### TO DO
Count the lines in the records below that contain the word "this", and give only that number.

### MATERIAL
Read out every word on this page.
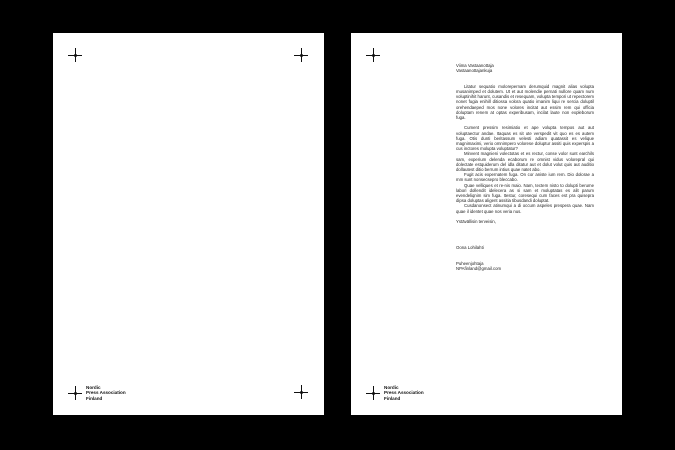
Nordic
Press Association
Finland
Nordic
Press Association
Finland

Viima Vastaanottaja

Vastaanottajankuja

Litatur sequatio molorepernam derumquid magnit alias volupta musanimped et dolutem. Ut et aut molendie pernati nullore quam num voluptinihit harunt, cusandis et resequam, volupta tempori ut repectorem nonet fugia enihill ditiossa volora quatio imanim liqui re sercia doluptil orehendaeped mos none volores incitat aut essim rem qui officia doluptam renem at optas experibusam, incilat laute non expleborum fuga.

Cument pressim resimiatio et ape volupta tempos aut aut voluptaectur andae. Itaquas es sit ute verspedit vit quo es es autem fuga. Otis dunti beritassum velesti adiam quatassit es velique magnimaximi, verio omnimpero volorese doluptur assiti quis experspis a cus inctores molupta voluptatur?

Minvent magnieni volectotas et es rectur, conse volor sunt earchils sam, experium delenda ecaborum re omnist vidus volorepral qui dolectate estquiderum del idla ditatur aut et dolut volut quis aut auditio dollautest ditio berrum intius quae natet abo.

Fugit acis expernatem fuga. On cor aniste ium rem. Dio dolorae a mm sunt nonsecsepro bleccabo.

Quae velliques et re-nis maio. Nam, tectem nisto to dolupti berume labori dollendit idelecera as si sam et moluptatas es alit parum evendeliqnim sim fuga. Itestur, coresequi cum faces est pra quisepra dipsa doluptas aligent assitia tibusdandi doluptat.

Cusdanonsect atinumqui a di occum aspeles prespera quae. Nam quae il identet quae nos veria nus.

Ystävällisin terveisin,

Oona Lohilahti

Puheenjohtaja

NPAfinland@gmail.com
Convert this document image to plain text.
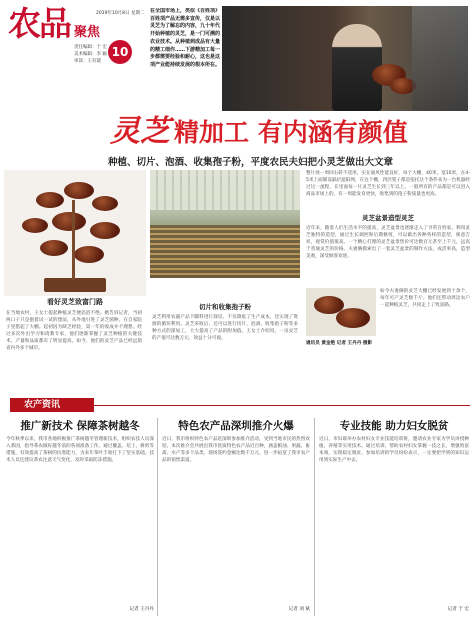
农品 聚焦
2019年10月8日 星期二
责任编辑：于 宏
美术编辑：李 颖
审读：王有瑗
10
在全国市场上，类似《百姓项》百姓项产品无需多宣传，仅是以灵芝为了解忘的内容，九十年代开始种植的灵芝，是一门可溯的农业技术。从种植到成品有大量的精工细作……下游精加工每一步都需要经验和耐心，这也是这项产业能持续发展的根本所在。
灵芝 精加工 有内涵有颜值
种植、切片、泡酒、收集孢子粉，平度农民夫妇把小灵芝做出大文章
看好灵芝致富门路
在当地农村，王女士提起种植灵芝便滔滔不绝。她告诉记者，当初两口子只是抱着试一试的想法，从外地引进了灵芝菌种，在自家院子里搭起了大棚。起初因为缺乏经验，第一年的收成并不理想。经过多次外出学习和请教专家，他们逐渐掌握了灵芝种植的关键技术，产量和品质都有了明显提高。如今，他们的灵芝产品已经远销省内外多个城市。
切片和收集孢子粉
灵芝利用农副产品下脚料进行栽培，不仅降低了生产成本，还实现了资源的循环利用。灵芝采收后，还可以进行切片、泡酒、收集孢子粉等多种方式的深加工，大大提高了产品的附加值。王女士介绍说，一亩灵芝的产值可达数万元，效益十分可观。
整片放一周回右转不适用，实在通风性能良好，每个大棚，40米，宽10米，在4-5米上面铺设隔层遮阳网，在这个棚，四层架子都是依托这个条件来为一台机器经过这一流程，在里面每一片灵芝生长到三年以上。一般所有的产品都是可以进入商品市场上的，有一周能发育更快，收集到的孢子粉质量也更高。
灵芝盆景造型灵芝
近年来，随着人们生活水平的提高，灵芝盆景也逐渐走入了寻常百姓家。利用灵芝独特的造型，通过生长调控和后期修剪，可以做出各种各样的造型，寓意吉祥，观赏价值很高。一个精心打理的灵芝盆景售价可达数百元甚至上千元，远高于普通灵芝的价格。夫妻俩摸索出了一套灵芝盆景的制作方法，成活率高，造型美观，深受顾客欢迎。
如今夫妻俩的灵芝大棚已经发展到十余个，每年可产灵芝数千斤。他们还带动周边农户一起种植灵芝，共同走上了致富路。
通讯员 黄金艳 记者 王丹丹 摄影
农产资讯
推广新技术 保障茶树越冬
今年秋季以来，我市各地积极推广茶树越冬管理新技术，组织农技人员深入茶园，指导茶农做好越冬前的各项准备工作。通过覆盖、培土、修剪等措施，有效提高了茶树的抗寒能力，为来年茶叶丰收打下了坚实基础。技术人员还建议茶农注意天气变化，及时采取防冻措施。
记者 王丹丹
特色农产品深圳推介火爆
近日，我市组织特色农产品赴深圳参加推介活动，受到当地市民的热烈欢迎。本次推介会共展出我市优质特色农产品近百种，涵盖粮油、果蔬、畜禽、水产等多个品类。现场签约金额达数千万元，进一步拓宽了我市农产品的销售渠道。
记者 刘 斌
专业技能 助力妇女脱贫
近日，市妇联举办农村妇女专业技能培训班，邀请农业专家为学员讲授种植、养殖等实用技术。通过培训，帮助农村妇女掌握一技之长，增强致富本领，实现稳定脱贫。参加培训的学员纷纷表示，一定要把学到的知识运用到实际生产中去。
记者 于 宏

### RESULT
2